Records from a collection

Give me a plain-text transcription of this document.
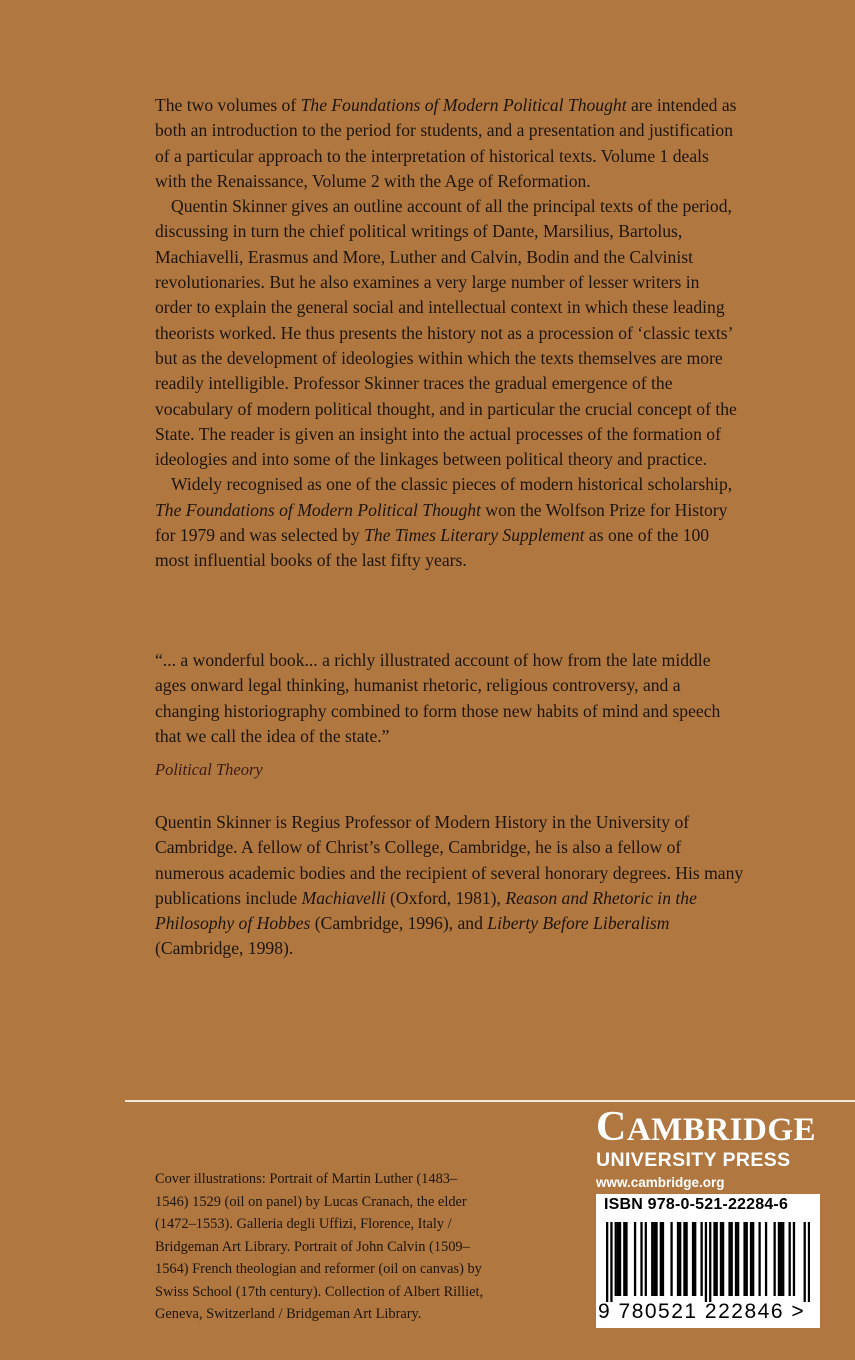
The two volumes of The Foundations of Modern Political Thought are intended as both an introduction to the period for students, and a presentation and justification of a particular approach to the interpretation of historical texts. Volume 1 deals with the Renaissance, Volume 2 with the Age of Reformation.

Quentin Skinner gives an outline account of all the principal texts of the period, discussing in turn the chief political writings of Dante, Marsilius, Bartolus, Machiavelli, Erasmus and More, Luther and Calvin, Bodin and the Calvinist revolutionaries. But he also examines a very large number of lesser writers in order to explain the general social and intellectual context in which these leading theorists worked. He thus presents the history not as a procession of ‘classic texts’ but as the development of ideologies within which the texts themselves are more readily intelligible. Professor Skinner traces the gradual emergence of the vocabulary of modern political thought, and in particular the crucial concept of the State. The reader is given an insight into the actual processes of the formation of ideologies and into some of the linkages between political theory and practice.

Widely recognised as one of the classic pieces of modern historical scholarship, The Foundations of Modern Political Thought won the Wolfson Prize for History for 1979 and was selected by The Times Literary Supplement as one of the 100 most influential books of the last fifty years.

“... a wonderful book... a richly illustrated account of how from the late middle ages onward legal thinking, humanist rhetoric, religious controversy, and a changing historiography combined to form those new habits of mind and speech that we call the idea of the state.”

Political Theory

Quentin Skinner is Regius Professor of Modern History in the University of Cambridge. A fellow of Christ’s College, Cambridge, he is also a fellow of numerous academic bodies and the recipient of several honorary degrees. His many publications include Machiavelli (Oxford, 1981), Reason and Rhetoric in the Philosophy of Hobbes (Cambridge, 1996), and Liberty Before Liberalism (Cambridge, 1998).

Cover illustrations: Portrait of Martin Luther (1483–1546) 1529 (oil on panel) by Lucas Cranach, the elder (1472–1553). Galleria degli Uffizi, Florence, Italy / Bridgeman Art Library. Portrait of John Calvin (1509–1564) French theologian and reformer (oil on canvas) by Swiss School (17th century). Collection of Albert Rilliet, Geneva, Switzerland / Bridgeman Art Library.

CAMBRIDGE
UNIVERSITY PRESS
www.cambridge.org
ISBN 978-0-521-22284-6
9 780521 222846 >
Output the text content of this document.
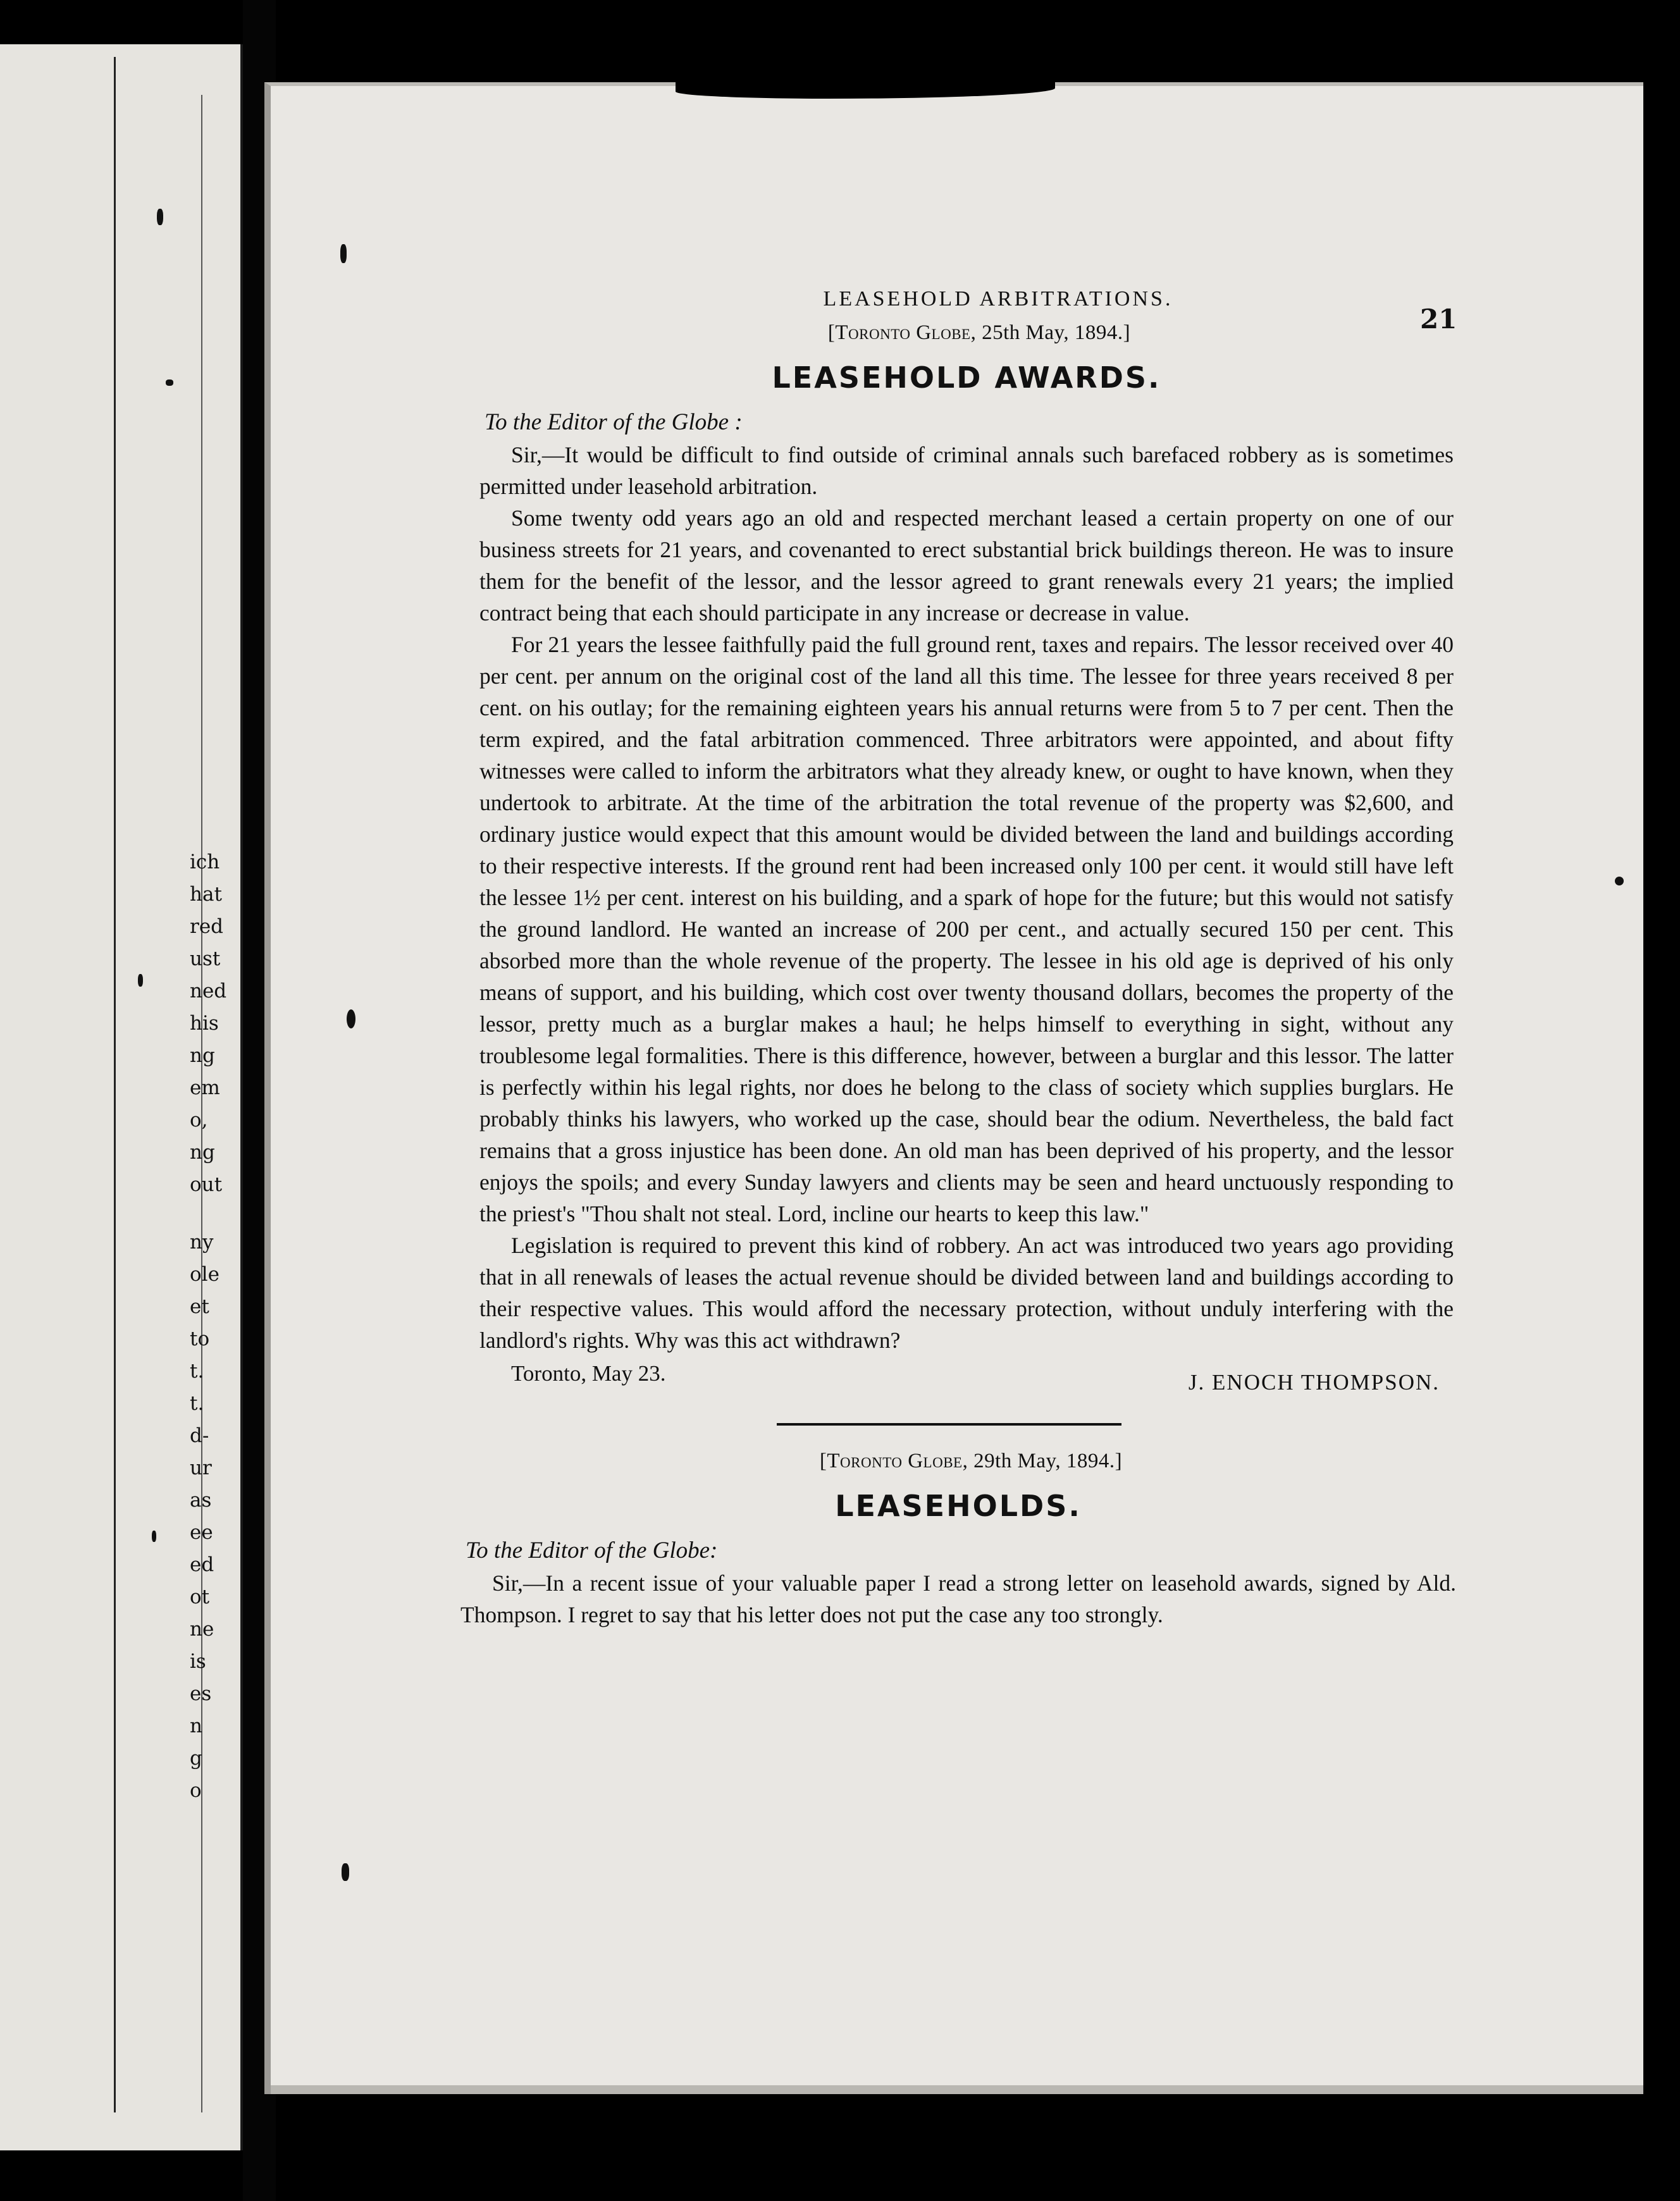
ich
hat
red
ust
ned
his
ng
em
o,
ng
out
ny
ole
et
to
t.
t.
d-
ur
as
ee
ed
ot
ne
is
es
n
g
o
21
LEASEHOLD ARBITRATIONS.
[Toronto Globe, 25th May, 1894.]
LEASEHOLD AWARDS.
To the Editor of the Globe :

Sir,—It would be difficult to find outside of criminal annals such barefaced robbery as is sometimes permitted under leasehold arbitration.

Some twenty odd years ago an old and respected merchant leased a certain property on one of our business streets for 21 years, and covenanted to erect substantial brick buildings thereon. He was to insure them for the benefit of the lessor, and the lessor agreed to grant renewals every 21 years; the implied contract being that each should participate in any increase or decrease in value.

For 21 years the lessee faithfully paid the full ground rent, taxes and repairs. The lessor received over 40 per cent. per annum on the original cost of the land all this time. The lessee for three years received 8 per cent. on his outlay; for the remaining eighteen years his annual returns were from 5 to 7 per cent. Then the term expired, and the fatal arbitration commenced. Three arbitrators were appointed, and about fifty witnesses were called to inform the arbitrators what they already knew, or ought to have known, when they undertook to arbitrate. At the time of the arbitration the total revenue of the property was $2,600, and ordinary justice would expect that this amount would be divided between the land and buildings according to their respective interests. If the ground rent had been increased only 100 per cent. it would still have left the lessee 1½ per cent. interest on his building, and a spark of hope for the future; but this would not satisfy the ground landlord. He wanted an increase of 200 per cent., and actually secured 150 per cent. This absorbed more than the whole revenue of the property. The lessee in his old age is deprived of his only means of support, and his building, which cost over twenty thousand dollars, becomes the property of the lessor, pretty much as a burglar makes a haul; he helps himself to everything in sight, without any troublesome legal formalities. There is this difference, however, between a burglar and this lessor. The latter is perfectly within his legal rights, nor does he belong to the class of society which supplies burglars. He probably thinks his lawyers, who worked up the case, should bear the odium. Nevertheless, the bald fact remains that a gross injustice has been done. An old man has been deprived of his property, and the lessor enjoys the spoils; and every Sunday lawyers and clients may be seen and heard unctuously responding to the priest's "Thou shalt not steal. Lord, incline our hearts to keep this law."

Legislation is required to prevent this kind of robbery. An act was introduced two years ago providing that in all renewals of leases the actual revenue should be divided between land and buildings according to their respective values. This would afford the necessary protection, without unduly interfering with the landlord's rights. Why was this act withdrawn?

Toronto, May 23.	J. ENOCH THOMPSON.
[Toronto Globe, 29th May, 1894.]
LEASEHOLDS.
To the Editor of the Globe:

Sir,—In a recent issue of your valuable paper I read a strong letter on leasehold awards, signed by Ald. Thompson. I regret to say that his letter does not put the case any too strongly.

→ WHAT THE EXERCISE ASKS
Look through the entries and find each line that has the string "Editor". Copy those lines.

→ WRITTEN SOLUTION
To the Editor of the Globe :
To the Editor of the Globe:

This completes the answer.